* **TASK INSTRUCTIONS**:
Bring together all lines of the material below that contain the string "index".
▼
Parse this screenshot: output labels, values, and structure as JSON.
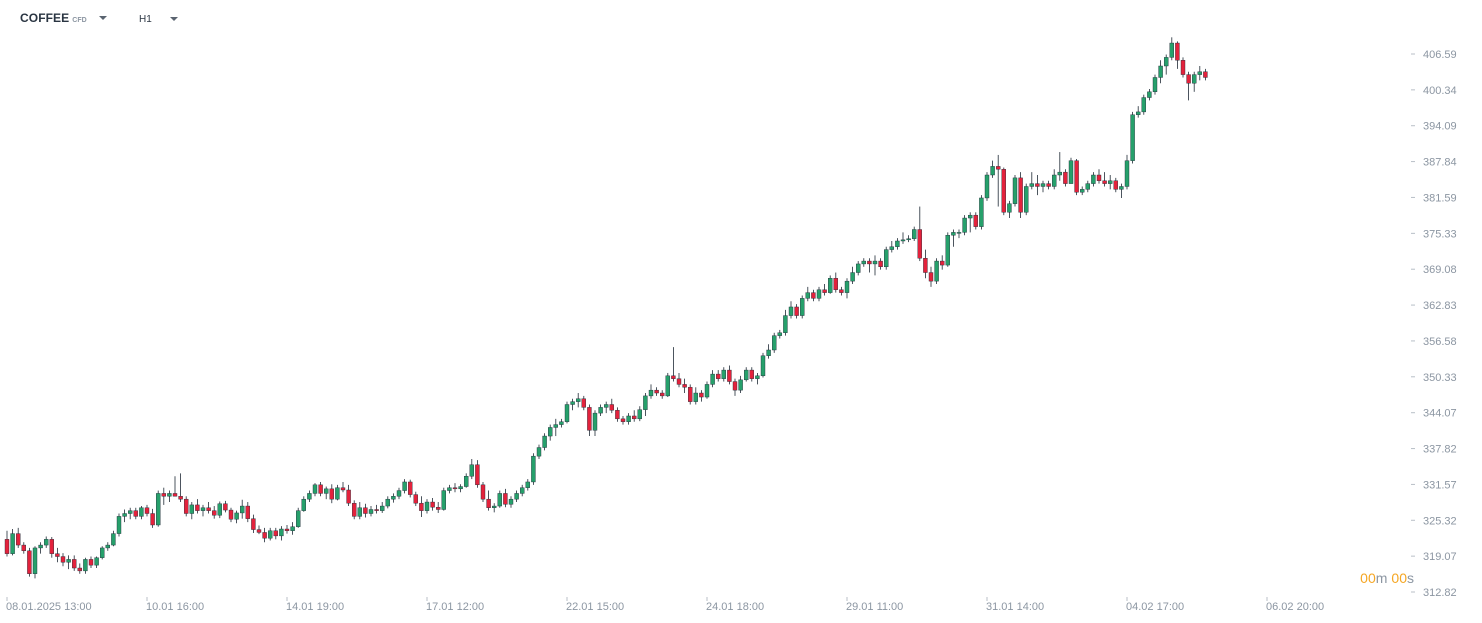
{
  "toolbar": {
    "symbol": "COFFEE",
    "symbol_type": "CFD",
    "timeframe": "H1",
    "caret_icon": "chevron-down-icon"
  },
  "countdown": {
    "minutes": "00",
    "minutes_unit": "m",
    "seconds": "00",
    "seconds_unit": "s"
  },
  "colors": {
    "up": "#26a06b",
    "down": "#e3223c",
    "wick": "#1f2a36",
    "axis_text": "#8c96a2",
    "countdown": "#f5a623"
  },
  "chart_data": {
    "type": "candlestick",
    "title": "",
    "xlabel": "",
    "ylabel": "",
    "ylim": [
      312.82,
      409.0
    ],
    "yticks": [
      312.82,
      319.07,
      325.32,
      331.57,
      337.82,
      344.07,
      350.33,
      356.58,
      362.83,
      369.08,
      375.33,
      381.59,
      387.84,
      394.09,
      400.34,
      406.59
    ],
    "xticks": [
      {
        "index": 0,
        "label": "08.01.2025  13:00"
      },
      {
        "index": 25,
        "label": "10.01  16:00"
      },
      {
        "index": 50,
        "label": "14.01  19:00"
      },
      {
        "index": 75,
        "label": "17.01  12:00"
      },
      {
        "index": 100,
        "label": "22.01  15:00"
      },
      {
        "index": 125,
        "label": "24.01  18:00"
      },
      {
        "index": 150,
        "label": "29.01  11:00"
      },
      {
        "index": 175,
        "label": "31.01  14:00"
      },
      {
        "index": 200,
        "label": "04.02  17:00"
      },
      {
        "index": 225,
        "label": "06.02  20:00"
      }
    ],
    "grid": false,
    "candles": [
      [
        322.0,
        323.5,
        319.0,
        319.5
      ],
      [
        319.5,
        323.8,
        319.2,
        323.0
      ],
      [
        323.0,
        324.0,
        320.5,
        321.0
      ],
      [
        321.0,
        321.5,
        319.5,
        320.0
      ],
      [
        320.0,
        320.5,
        315.5,
        316.0
      ],
      [
        316.0,
        320.8,
        315.2,
        320.5
      ],
      [
        320.5,
        321.5,
        319.5,
        321.0
      ],
      [
        321.0,
        322.5,
        320.5,
        322.0
      ],
      [
        322.0,
        322.4,
        318.8,
        319.5
      ],
      [
        319.5,
        320.5,
        318.0,
        319.0
      ],
      [
        319.0,
        319.6,
        317.3,
        318.0
      ],
      [
        318.0,
        319.2,
        316.8,
        318.5
      ],
      [
        318.5,
        319.2,
        316.5,
        317.0
      ],
      [
        317.0,
        317.8,
        316.0,
        316.5
      ],
      [
        316.5,
        318.8,
        316.0,
        318.5
      ],
      [
        318.5,
        319.0,
        317.0,
        317.5
      ],
      [
        317.5,
        319.0,
        317.0,
        318.8
      ],
      [
        318.8,
        320.8,
        318.5,
        320.5
      ],
      [
        320.5,
        321.5,
        320.0,
        321.0
      ],
      [
        321.0,
        323.5,
        320.8,
        323.0
      ],
      [
        323.0,
        326.5,
        322.5,
        326.0
      ],
      [
        326.0,
        327.2,
        325.0,
        326.5
      ],
      [
        326.5,
        327.5,
        325.5,
        327.0
      ],
      [
        327.0,
        327.5,
        325.5,
        326.0
      ],
      [
        326.0,
        327.8,
        325.5,
        327.5
      ],
      [
        327.5,
        328.0,
        326.0,
        326.5
      ],
      [
        326.5,
        327.3,
        324.0,
        324.5
      ],
      [
        324.5,
        330.5,
        324.2,
        330.0
      ],
      [
        330.0,
        331.0,
        328.0,
        329.5
      ],
      [
        329.5,
        330.5,
        328.5,
        330.0
      ],
      [
        330.0,
        333.0,
        329.5,
        329.5
      ],
      [
        329.5,
        333.5,
        328.5,
        329.0
      ],
      [
        329.0,
        329.5,
        326.0,
        326.5
      ],
      [
        326.5,
        328.5,
        325.5,
        328.0
      ],
      [
        328.0,
        329.0,
        326.5,
        327.0
      ],
      [
        327.0,
        328.0,
        326.0,
        327.5
      ],
      [
        327.5,
        328.5,
        326.5,
        327.0
      ],
      [
        327.0,
        327.8,
        325.6,
        326.2
      ],
      [
        326.2,
        328.6,
        325.7,
        328.2
      ],
      [
        328.2,
        328.7,
        326.7,
        327.1
      ],
      [
        327.1,
        327.5,
        325.0,
        325.5
      ],
      [
        325.5,
        327.0,
        324.8,
        326.6
      ],
      [
        326.6,
        328.9,
        325.6,
        327.8
      ],
      [
        327.8,
        328.5,
        325.0,
        325.6
      ],
      [
        325.6,
        326.3,
        323.1,
        323.7
      ],
      [
        323.7,
        324.4,
        322.9,
        323.2
      ],
      [
        323.2,
        324.0,
        321.5,
        322.2
      ],
      [
        322.2,
        324.0,
        321.8,
        323.5
      ],
      [
        323.5,
        324.0,
        322.0,
        322.6
      ],
      [
        322.6,
        324.3,
        321.8,
        323.8
      ],
      [
        323.8,
        324.5,
        323.0,
        323.5
      ],
      [
        323.5,
        325.0,
        322.8,
        324.2
      ],
      [
        324.2,
        327.5,
        324.0,
        327.0
      ],
      [
        327.0,
        329.5,
        326.8,
        329.0
      ],
      [
        329.0,
        330.5,
        328.5,
        330.0
      ],
      [
        330.0,
        331.8,
        329.5,
        331.5
      ],
      [
        331.5,
        332.0,
        329.5,
        330.0
      ],
      [
        330.0,
        331.2,
        329.0,
        330.8
      ],
      [
        330.8,
        331.6,
        328.3,
        329.0
      ],
      [
        329.0,
        331.5,
        328.8,
        331.0
      ],
      [
        331.0,
        332.0,
        330.2,
        330.6
      ],
      [
        330.6,
        331.5,
        327.8,
        328.3
      ],
      [
        328.3,
        328.8,
        325.5,
        326.0
      ],
      [
        326.0,
        328.5,
        325.5,
        327.5
      ],
      [
        327.5,
        328.2,
        325.8,
        326.5
      ],
      [
        326.5,
        327.8,
        326.0,
        327.2
      ],
      [
        327.2,
        328.0,
        326.5,
        327.0
      ],
      [
        327.0,
        328.5,
        326.6,
        327.8
      ],
      [
        327.8,
        329.5,
        327.4,
        329.0
      ],
      [
        329.0,
        330.0,
        328.4,
        329.5
      ],
      [
        329.5,
        331.0,
        329.0,
        330.5
      ],
      [
        330.5,
        332.5,
        330.0,
        332.0
      ],
      [
        332.0,
        332.4,
        329.3,
        329.8
      ],
      [
        329.8,
        330.3,
        327.8,
        328.3
      ],
      [
        328.3,
        329.5,
        325.9,
        327.0
      ],
      [
        327.0,
        329.0,
        326.5,
        328.5
      ],
      [
        328.5,
        329.2,
        327.0,
        327.6
      ],
      [
        327.6,
        328.5,
        326.6,
        327.2
      ],
      [
        327.2,
        331.0,
        327.0,
        330.5
      ],
      [
        330.5,
        331.5,
        330.0,
        331.0
      ],
      [
        331.0,
        331.8,
        330.2,
        330.8
      ],
      [
        330.8,
        331.6,
        330.2,
        331.2
      ],
      [
        331.2,
        333.5,
        331.0,
        333.0
      ],
      [
        333.0,
        336.0,
        332.5,
        335.0
      ],
      [
        335.0,
        335.8,
        331.0,
        331.5
      ],
      [
        331.5,
        332.0,
        328.5,
        329.0
      ],
      [
        329.0,
        330.5,
        327.0,
        327.5
      ],
      [
        327.5,
        328.3,
        326.7,
        327.8
      ],
      [
        327.8,
        330.5,
        327.5,
        330.0
      ],
      [
        330.0,
        330.8,
        327.6,
        328.1
      ],
      [
        328.1,
        329.5,
        327.5,
        329.0
      ],
      [
        329.0,
        330.5,
        328.5,
        330.0
      ],
      [
        330.0,
        331.5,
        329.5,
        331.0
      ],
      [
        331.0,
        332.5,
        330.5,
        332.0
      ],
      [
        332.0,
        337.0,
        331.5,
        336.5
      ],
      [
        336.5,
        338.5,
        336.0,
        338.0
      ],
      [
        338.0,
        340.5,
        337.5,
        340.0
      ],
      [
        340.0,
        342.0,
        339.2,
        341.5
      ],
      [
        341.5,
        343.0,
        340.0,
        342.0
      ],
      [
        342.0,
        343.0,
        341.5,
        342.5
      ],
      [
        342.5,
        346.0,
        342.2,
        345.5
      ],
      [
        345.5,
        346.5,
        344.5,
        346.0
      ],
      [
        346.0,
        347.5,
        345.0,
        346.5
      ],
      [
        346.5,
        347.0,
        344.5,
        345.0
      ],
      [
        345.0,
        345.5,
        340.0,
        341.0
      ],
      [
        341.0,
        344.5,
        340.0,
        344.0
      ],
      [
        344.0,
        345.5,
        343.5,
        345.0
      ],
      [
        345.0,
        346.0,
        344.0,
        345.5
      ],
      [
        345.5,
        346.5,
        344.0,
        344.5
      ],
      [
        344.5,
        345.0,
        342.5,
        343.0
      ],
      [
        343.0,
        343.5,
        342.0,
        342.5
      ],
      [
        342.5,
        344.0,
        342.0,
        343.5
      ],
      [
        343.5,
        344.5,
        342.5,
        343.0
      ],
      [
        343.0,
        345.2,
        342.6,
        344.6
      ],
      [
        344.6,
        347.5,
        343.5,
        347.0
      ],
      [
        347.0,
        349.0,
        346.5,
        348.0
      ],
      [
        348.0,
        348.5,
        347.0,
        347.5
      ],
      [
        347.5,
        348.0,
        346.5,
        347.0
      ],
      [
        347.0,
        351.0,
        346.8,
        350.5
      ],
      [
        350.5,
        355.5,
        349.5,
        350.0
      ],
      [
        350.0,
        351.0,
        348.5,
        349.0
      ],
      [
        349.0,
        350.0,
        347.5,
        348.5
      ],
      [
        348.5,
        349.0,
        345.5,
        346.0
      ],
      [
        346.0,
        348.5,
        345.5,
        347.5
      ],
      [
        347.5,
        348.0,
        346.0,
        346.8
      ],
      [
        346.8,
        349.5,
        346.5,
        349.0
      ],
      [
        349.0,
        351.5,
        348.5,
        350.8
      ],
      [
        350.8,
        351.5,
        349.5,
        350.0
      ],
      [
        350.0,
        352.0,
        349.5,
        351.5
      ],
      [
        351.5,
        352.3,
        349.0,
        349.5
      ],
      [
        349.5,
        350.0,
        347.0,
        348.0
      ],
      [
        348.0,
        350.5,
        347.5,
        349.8
      ],
      [
        349.8,
        352.0,
        349.5,
        351.5
      ],
      [
        351.5,
        352.0,
        349.5,
        350.0
      ],
      [
        350.0,
        351.0,
        349.0,
        350.5
      ],
      [
        350.5,
        354.5,
        350.2,
        354.0
      ],
      [
        354.0,
        356.0,
        353.5,
        355.0
      ],
      [
        355.0,
        358.0,
        354.5,
        357.5
      ],
      [
        357.5,
        358.5,
        357.0,
        358.0
      ],
      [
        358.0,
        362.0,
        357.5,
        361.0
      ],
      [
        361.0,
        363.5,
        360.5,
        362.5
      ],
      [
        362.5,
        363.0,
        360.5,
        361.0
      ],
      [
        361.0,
        364.5,
        360.5,
        364.0
      ],
      [
        364.0,
        366.0,
        363.5,
        365.0
      ],
      [
        365.0,
        365.5,
        363.5,
        364.0
      ],
      [
        364.0,
        366.0,
        363.5,
        365.5
      ],
      [
        365.5,
        366.5,
        364.5,
        365.0
      ],
      [
        365.0,
        368.0,
        364.8,
        367.5
      ],
      [
        367.5,
        368.5,
        365.0,
        365.5
      ],
      [
        365.5,
        366.0,
        364.5,
        365.0
      ],
      [
        365.0,
        367.5,
        364.0,
        367.0
      ],
      [
        367.0,
        369.5,
        366.5,
        368.5
      ],
      [
        368.5,
        370.5,
        368.0,
        370.0
      ],
      [
        370.0,
        371.0,
        369.5,
        370.5
      ],
      [
        370.5,
        371.0,
        368.5,
        370.0
      ],
      [
        370.0,
        371.5,
        368.0,
        370.5
      ],
      [
        370.5,
        371.0,
        369.0,
        369.5
      ],
      [
        369.5,
        373.0,
        369.0,
        372.5
      ],
      [
        372.5,
        374.0,
        372.0,
        373.0
      ],
      [
        373.0,
        374.5,
        372.5,
        374.0
      ],
      [
        374.0,
        375.5,
        373.5,
        374.2
      ],
      [
        374.2,
        375.0,
        373.8,
        374.4
      ],
      [
        374.4,
        376.5,
        374.0,
        376.0
      ],
      [
        376.0,
        380.0,
        370.5,
        371.0
      ],
      [
        371.0,
        372.5,
        367.5,
        368.5
      ],
      [
        368.5,
        369.5,
        366.0,
        367.0
      ],
      [
        367.0,
        371.0,
        366.5,
        370.5
      ],
      [
        370.5,
        371.5,
        369.0,
        369.8
      ],
      [
        369.8,
        375.5,
        369.5,
        375.0
      ],
      [
        375.0,
        376.0,
        373.0,
        375.5
      ],
      [
        375.5,
        376.0,
        374.5,
        375.5
      ],
      [
        375.5,
        378.5,
        375.0,
        378.0
      ],
      [
        378.0,
        379.0,
        375.5,
        378.5
      ],
      [
        378.5,
        379.0,
        376.0,
        376.5
      ],
      [
        376.5,
        382.0,
        376.0,
        381.5
      ],
      [
        381.5,
        386.0,
        381.0,
        385.5
      ],
      [
        385.5,
        388.0,
        385.0,
        387.0
      ],
      [
        387.0,
        389.0,
        380.0,
        386.5
      ],
      [
        386.5,
        386.8,
        378.5,
        379.0
      ],
      [
        379.0,
        381.0,
        378.0,
        380.5
      ],
      [
        380.5,
        385.5,
        380.0,
        385.0
      ],
      [
        385.0,
        386.0,
        378.0,
        379.0
      ],
      [
        379.0,
        384.0,
        378.5,
        383.5
      ],
      [
        383.5,
        386.0,
        383.0,
        384.0
      ],
      [
        384.0,
        385.5,
        382.0,
        383.5
      ],
      [
        383.5,
        384.5,
        382.5,
        384.0
      ],
      [
        384.0,
        384.5,
        383.0,
        383.5
      ],
      [
        383.5,
        386.5,
        383.0,
        385.5
      ],
      [
        385.5,
        389.5,
        384.5,
        386.0
      ],
      [
        386.0,
        386.5,
        383.5,
        384.0
      ],
      [
        384.0,
        388.5,
        384.0,
        388.0
      ],
      [
        388.0,
        388.3,
        382.0,
        382.5
      ],
      [
        382.5,
        383.5,
        382.0,
        383.0
      ],
      [
        383.0,
        384.5,
        382.5,
        384.0
      ],
      [
        384.0,
        386.0,
        383.5,
        385.5
      ],
      [
        385.5,
        386.5,
        384.0,
        384.5
      ],
      [
        384.5,
        386.0,
        383.5,
        384.0
      ],
      [
        384.0,
        385.5,
        383.0,
        384.5
      ],
      [
        384.5,
        385.0,
        382.5,
        383.0
      ],
      [
        383.0,
        384.0,
        381.5,
        383.5
      ],
      [
        383.5,
        389.0,
        383.0,
        388.0
      ],
      [
        388.0,
        396.5,
        387.5,
        396.0
      ],
      [
        396.0,
        397.5,
        395.5,
        396.5
      ],
      [
        396.5,
        399.5,
        396.0,
        399.0
      ],
      [
        399.0,
        400.5,
        398.5,
        400.0
      ],
      [
        400.0,
        403.0,
        399.5,
        402.5
      ],
      [
        402.5,
        405.5,
        401.5,
        404.5
      ],
      [
        404.5,
        406.5,
        403.0,
        406.0
      ],
      [
        406.0,
        409.5,
        405.5,
        408.5
      ],
      [
        408.5,
        408.8,
        404.0,
        405.5
      ],
      [
        405.5,
        406.0,
        402.5,
        403.0
      ],
      [
        403.0,
        403.5,
        398.5,
        401.5
      ],
      [
        401.5,
        403.5,
        400.0,
        403.0
      ],
      [
        403.0,
        404.5,
        402.0,
        403.5
      ],
      [
        403.5,
        404.0,
        402.0,
        402.5
      ]
    ]
  }
}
▲
* **REPLY**:
        "index": 0,
        "index": 25,
        "index": 50,
        "index": 75,
        "index": 100,
        "index": 125,
        "index": 150,
        "index": 175,
        "index": 200,
        "index": 225,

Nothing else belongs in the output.